■ PROBLEM TO SOLVE
Could you copy every line of the material below word for word, without changing anything?

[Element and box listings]
══════════

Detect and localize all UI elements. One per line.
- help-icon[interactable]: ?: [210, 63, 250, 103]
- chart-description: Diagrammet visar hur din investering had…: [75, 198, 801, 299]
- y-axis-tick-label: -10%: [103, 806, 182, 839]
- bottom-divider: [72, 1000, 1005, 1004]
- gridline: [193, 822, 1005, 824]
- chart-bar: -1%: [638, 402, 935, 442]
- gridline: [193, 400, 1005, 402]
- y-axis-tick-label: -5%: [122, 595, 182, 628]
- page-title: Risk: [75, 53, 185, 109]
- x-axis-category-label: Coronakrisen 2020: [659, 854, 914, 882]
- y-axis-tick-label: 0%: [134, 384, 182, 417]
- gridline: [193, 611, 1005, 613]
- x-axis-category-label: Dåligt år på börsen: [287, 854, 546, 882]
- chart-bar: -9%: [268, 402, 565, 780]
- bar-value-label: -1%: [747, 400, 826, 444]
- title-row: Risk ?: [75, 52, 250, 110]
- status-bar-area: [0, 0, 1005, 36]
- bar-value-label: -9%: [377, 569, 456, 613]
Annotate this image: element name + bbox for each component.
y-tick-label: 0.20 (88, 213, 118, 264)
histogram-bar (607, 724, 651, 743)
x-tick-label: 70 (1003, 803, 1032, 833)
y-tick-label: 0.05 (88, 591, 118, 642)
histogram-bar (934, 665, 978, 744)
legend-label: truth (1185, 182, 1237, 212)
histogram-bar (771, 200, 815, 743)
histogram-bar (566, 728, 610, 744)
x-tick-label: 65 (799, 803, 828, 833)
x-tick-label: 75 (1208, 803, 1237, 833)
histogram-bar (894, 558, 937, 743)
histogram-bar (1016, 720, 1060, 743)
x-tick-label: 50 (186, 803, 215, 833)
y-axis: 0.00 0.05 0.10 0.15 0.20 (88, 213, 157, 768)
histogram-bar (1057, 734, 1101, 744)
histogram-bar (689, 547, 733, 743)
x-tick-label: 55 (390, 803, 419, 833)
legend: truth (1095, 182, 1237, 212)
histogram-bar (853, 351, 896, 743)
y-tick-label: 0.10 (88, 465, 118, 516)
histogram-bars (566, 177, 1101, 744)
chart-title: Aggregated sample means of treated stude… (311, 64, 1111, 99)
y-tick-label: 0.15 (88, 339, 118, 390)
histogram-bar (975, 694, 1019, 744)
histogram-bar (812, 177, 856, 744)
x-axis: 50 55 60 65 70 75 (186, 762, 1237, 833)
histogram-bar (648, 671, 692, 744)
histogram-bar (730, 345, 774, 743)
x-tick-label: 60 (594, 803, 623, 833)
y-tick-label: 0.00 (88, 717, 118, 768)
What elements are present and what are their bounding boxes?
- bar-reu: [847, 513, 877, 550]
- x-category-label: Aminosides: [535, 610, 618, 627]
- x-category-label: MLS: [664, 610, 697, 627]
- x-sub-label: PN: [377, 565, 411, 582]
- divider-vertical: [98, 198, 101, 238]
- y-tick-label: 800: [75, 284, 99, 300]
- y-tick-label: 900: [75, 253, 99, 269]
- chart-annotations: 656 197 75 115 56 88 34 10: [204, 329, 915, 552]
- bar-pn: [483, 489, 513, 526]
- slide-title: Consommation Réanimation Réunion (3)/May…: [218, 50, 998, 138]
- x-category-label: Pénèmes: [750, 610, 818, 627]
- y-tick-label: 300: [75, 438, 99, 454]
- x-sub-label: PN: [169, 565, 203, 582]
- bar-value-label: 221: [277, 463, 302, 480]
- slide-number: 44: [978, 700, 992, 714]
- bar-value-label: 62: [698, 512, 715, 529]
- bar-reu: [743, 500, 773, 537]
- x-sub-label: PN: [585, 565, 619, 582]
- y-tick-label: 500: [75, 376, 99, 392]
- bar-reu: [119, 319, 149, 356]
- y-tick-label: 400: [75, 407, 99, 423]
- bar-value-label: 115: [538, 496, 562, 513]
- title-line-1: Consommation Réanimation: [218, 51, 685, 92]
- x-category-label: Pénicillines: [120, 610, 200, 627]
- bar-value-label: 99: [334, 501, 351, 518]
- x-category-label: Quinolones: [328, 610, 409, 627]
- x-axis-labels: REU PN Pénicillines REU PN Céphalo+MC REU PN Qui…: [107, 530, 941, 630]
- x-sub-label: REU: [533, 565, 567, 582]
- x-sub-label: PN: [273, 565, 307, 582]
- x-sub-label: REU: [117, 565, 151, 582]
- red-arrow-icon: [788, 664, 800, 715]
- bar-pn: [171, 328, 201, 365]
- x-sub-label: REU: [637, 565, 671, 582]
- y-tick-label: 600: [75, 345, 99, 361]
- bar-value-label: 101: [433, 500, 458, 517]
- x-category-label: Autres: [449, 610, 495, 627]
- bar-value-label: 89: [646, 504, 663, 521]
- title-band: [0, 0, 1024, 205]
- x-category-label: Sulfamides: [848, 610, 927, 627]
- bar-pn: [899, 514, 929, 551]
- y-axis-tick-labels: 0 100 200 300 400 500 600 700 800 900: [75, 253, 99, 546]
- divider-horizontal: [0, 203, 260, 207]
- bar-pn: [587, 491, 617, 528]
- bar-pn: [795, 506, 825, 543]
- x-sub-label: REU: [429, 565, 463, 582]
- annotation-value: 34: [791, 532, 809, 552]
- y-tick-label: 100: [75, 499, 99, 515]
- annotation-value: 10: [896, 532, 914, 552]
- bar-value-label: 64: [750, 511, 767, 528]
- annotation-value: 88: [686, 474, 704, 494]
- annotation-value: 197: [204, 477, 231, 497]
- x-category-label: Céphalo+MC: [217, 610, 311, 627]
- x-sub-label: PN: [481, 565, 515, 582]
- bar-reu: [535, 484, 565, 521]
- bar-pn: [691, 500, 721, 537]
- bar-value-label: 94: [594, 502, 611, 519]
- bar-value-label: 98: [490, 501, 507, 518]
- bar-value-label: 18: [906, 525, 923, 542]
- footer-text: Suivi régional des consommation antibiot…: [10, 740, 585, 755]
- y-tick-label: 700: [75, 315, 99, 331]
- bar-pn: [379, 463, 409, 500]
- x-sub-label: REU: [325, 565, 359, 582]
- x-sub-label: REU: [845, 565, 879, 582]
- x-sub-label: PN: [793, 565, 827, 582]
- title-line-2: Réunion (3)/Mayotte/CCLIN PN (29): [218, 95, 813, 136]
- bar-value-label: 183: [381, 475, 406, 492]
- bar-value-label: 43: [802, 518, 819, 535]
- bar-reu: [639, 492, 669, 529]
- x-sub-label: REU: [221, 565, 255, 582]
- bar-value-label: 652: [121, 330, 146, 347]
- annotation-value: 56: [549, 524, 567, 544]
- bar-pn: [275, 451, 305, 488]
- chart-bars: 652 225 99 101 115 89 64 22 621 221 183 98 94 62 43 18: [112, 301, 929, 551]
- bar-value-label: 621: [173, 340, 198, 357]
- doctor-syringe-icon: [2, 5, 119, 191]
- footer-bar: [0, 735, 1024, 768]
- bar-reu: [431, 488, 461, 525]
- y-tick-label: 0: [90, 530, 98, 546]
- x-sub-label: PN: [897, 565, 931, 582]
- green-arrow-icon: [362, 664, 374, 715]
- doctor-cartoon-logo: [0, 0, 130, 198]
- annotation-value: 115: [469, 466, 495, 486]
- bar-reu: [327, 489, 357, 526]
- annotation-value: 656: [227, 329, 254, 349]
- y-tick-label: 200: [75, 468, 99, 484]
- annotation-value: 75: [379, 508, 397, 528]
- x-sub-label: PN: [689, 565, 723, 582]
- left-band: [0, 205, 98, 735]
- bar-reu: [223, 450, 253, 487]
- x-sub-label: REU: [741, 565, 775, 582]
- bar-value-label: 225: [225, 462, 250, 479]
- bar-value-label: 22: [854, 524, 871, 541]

══════════

■ REPLY TO THE TASK
Detect and localize all UI elements. One per line.
- help-icon[interactable]: ?: [210, 63, 250, 103]
- chart-description: Diagrammet visar hur din investering had…: [75, 198, 801, 299]
- y-axis-tick-label: -10%: [103, 806, 182, 839]
- bottom-divider: [72, 1000, 1005, 1004]
- gridline: [193, 822, 1005, 824]
- chart-bar: -1%: [638, 402, 935, 442]
- gridline: [193, 400, 1005, 402]
- y-axis-tick-label: -5%: [122, 595, 182, 628]
- page-title: Risk: [75, 53, 185, 109]
- x-axis-category-label: Coronakrisen 2020: [659, 854, 914, 882]
- y-axis-tick-label: 0%: [134, 384, 182, 417]
- gridline: [193, 611, 1005, 613]
- x-axis-category-label: Dåligt år på börsen: [287, 854, 546, 882]
- chart-bar: -9%: [268, 402, 565, 780]
- bar-value-label: -1%: [747, 400, 826, 444]
- title-row: Risk ?: [75, 52, 250, 110]
- status-bar-area: [0, 0, 1005, 36]
- bar-value-label: -9%: [377, 569, 456, 613]
Annotate this image: element name + bbox for each component.
y-tick-label: 0.20 (88, 213, 118, 264)
histogram-bar (607, 724, 651, 743)
x-tick-label: 70 (1003, 803, 1032, 833)
y-tick-label: 0.05 (88, 591, 118, 642)
histogram-bar (934, 665, 978, 744)
legend-label: truth (1185, 182, 1237, 212)
histogram-bar (771, 200, 815, 743)
histogram-bar (566, 728, 610, 744)
x-tick-label: 65 (799, 803, 828, 833)
x-tick-label: 75 (1208, 803, 1237, 833)
histogram-bar (894, 558, 937, 743)
histogram-bar (1016, 720, 1060, 743)
x-tick-label: 50 (186, 803, 215, 833)
y-axis: 0.00 0.05 0.10 0.15 0.20 (88, 213, 157, 768)
histogram-bar (1057, 734, 1101, 744)
histogram-bar (689, 547, 733, 743)
x-tick-label: 55 (390, 803, 419, 833)
legend: truth (1095, 182, 1237, 212)
histogram-bar (853, 351, 896, 743)
y-tick-label: 0.10 (88, 465, 118, 516)
histogram-bars (566, 177, 1101, 744)
chart-title: Aggregated sample means of treated stude… (311, 64, 1111, 99)
y-tick-label: 0.15 (88, 339, 118, 390)
histogram-bar (975, 694, 1019, 744)
histogram-bar (812, 177, 856, 744)
x-axis: 50 55 60 65 70 75 (186, 762, 1237, 833)
histogram-bar (648, 671, 692, 744)
histogram-bar (730, 345, 774, 743)
x-tick-label: 60 (594, 803, 623, 833)
y-tick-label: 0.00 (88, 717, 118, 768)
What elements are present and what are their bounding boxes?
- bar-reu: [847, 513, 877, 550]
- x-category-label: Aminosides: [535, 610, 618, 627]
- x-category-label: MLS: [664, 610, 697, 627]
- x-sub-label: PN: [377, 565, 411, 582]
- divider-vertical: [98, 198, 101, 238]
- y-tick-label: 800: [75, 284, 99, 300]
- y-tick-label: 900: [75, 253, 99, 269]
- chart-annotations: 656 197 75 115 56 88 34 10: [204, 329, 915, 552]
- bar-pn: [483, 489, 513, 526]
- slide-title: Consommation Réanimation Réunion (3)/May…: [218, 50, 998, 138]
- x-category-label: Pénèmes: [750, 610, 818, 627]
- y-tick-label: 300: [75, 438, 99, 454]
- x-sub-label: PN: [169, 565, 203, 582]
- bar-value-label: 221: [277, 463, 302, 480]
- slide-number: 44: [978, 700, 992, 714]
- bar-value-label: 62: [698, 512, 715, 529]
- bar-reu: [743, 500, 773, 537]
- x-sub-label: PN: [585, 565, 619, 582]
- y-tick-label: 500: [75, 376, 99, 392]
- bar-reu: [119, 319, 149, 356]
- y-tick-label: 400: [75, 407, 99, 423]
- bar-value-label: 115: [538, 496, 562, 513]
- title-line-1: Consommation Réanimation: [218, 51, 685, 92]
- x-category-label: Pénicillines: [120, 610, 200, 627]
- bar-value-label: 99: [334, 501, 351, 518]
- x-category-label: Quinolones: [328, 610, 409, 627]
- x-axis-labels: REU PN Pénicillines REU PN Céphalo+MC REU PN Qui…: [107, 530, 941, 630]
- x-sub-label: REU: [533, 565, 567, 582]
- x-sub-label: PN: [273, 565, 307, 582]
- x-sub-label: REU: [117, 565, 151, 582]
- red-arrow-icon: [788, 664, 800, 715]
- bar-pn: [171, 328, 201, 365]
- x-sub-label: REU: [637, 565, 671, 582]
- y-tick-label: 600: [75, 345, 99, 361]
- bar-value-label: 101: [433, 500, 458, 517]
- x-category-label: Autres: [449, 610, 495, 627]
- bar-value-label: 89: [646, 504, 663, 521]
- title-band: [0, 0, 1024, 205]
- x-category-label: Sulfamides: [848, 610, 927, 627]
- bar-pn: [899, 514, 929, 551]
- y-axis-tick-labels: 0 100 200 300 400 500 600 700 800 900: [75, 253, 99, 546]
- divider-horizontal: [0, 203, 260, 207]
- bar-pn: [587, 491, 617, 528]
- bar-pn: [795, 506, 825, 543]
- x-sub-label: REU: [429, 565, 463, 582]
- annotation-value: 34: [791, 532, 809, 552]
- y-tick-label: 100: [75, 499, 99, 515]
- annotation-value: 10: [896, 532, 914, 552]
- bar-value-label: 64: [750, 511, 767, 528]
- annotation-value: 88: [686, 474, 704, 494]
- annotation-value: 197: [204, 477, 231, 497]
- x-category-label: Céphalo+MC: [217, 610, 311, 627]
- x-sub-label: PN: [481, 565, 515, 582]
- bar-reu: [535, 484, 565, 521]
- bar-pn: [691, 500, 721, 537]
- bar-value-label: 94: [594, 502, 611, 519]
- bar-value-label: 98: [490, 501, 507, 518]
- bar-value-label: 18: [906, 525, 923, 542]
- footer-text: Suivi régional des consommation antibiot…: [10, 740, 585, 755]
- y-tick-label: 700: [75, 315, 99, 331]
- bar-pn: [379, 463, 409, 500]
- x-sub-label: REU: [325, 565, 359, 582]
- x-sub-label: REU: [845, 565, 879, 582]
- x-sub-label: PN: [793, 565, 827, 582]
- title-line-2: Réunion (3)/Mayotte/CCLIN PN (29): [218, 95, 813, 136]
- bar-value-label: 183: [381, 475, 406, 492]
- bar-value-label: 43: [802, 518, 819, 535]
- bar-reu: [639, 492, 669, 529]
- x-sub-label: REU: [221, 565, 255, 582]
- bar-value-label: 652: [121, 330, 146, 347]
- annotation-value: 56: [549, 524, 567, 544]
- bar-pn: [275, 451, 305, 488]
- chart-bars: 652 225 99 101 115 89 64 22 621 221 183 98 94 62 43 18: [112, 301, 929, 551]
- bar-value-label: 621: [173, 340, 198, 357]
- doctor-syringe-icon: [2, 5, 119, 191]
- footer-bar: [0, 735, 1024, 768]
- bar-reu: [431, 488, 461, 525]
- y-tick-label: 0: [90, 530, 98, 546]
- x-sub-label: PN: [897, 565, 931, 582]
- green-arrow-icon: [362, 664, 374, 715]
- doctor-cartoon-logo: [0, 0, 130, 198]
- annotation-value: 115: [469, 466, 495, 486]
- bar-reu: [327, 489, 357, 526]
- annotation-value: 656: [227, 329, 254, 349]
- y-tick-label: 200: [75, 468, 99, 484]
- annotation-value: 75: [379, 508, 397, 528]
- x-sub-label: PN: [689, 565, 723, 582]
- left-band: [0, 205, 98, 735]
- bar-reu: [223, 450, 253, 487]
- x-sub-label: REU: [741, 565, 775, 582]
- bar-value-label: 225: [225, 462, 250, 479]
- bar-value-label: 22: [854, 524, 871, 541]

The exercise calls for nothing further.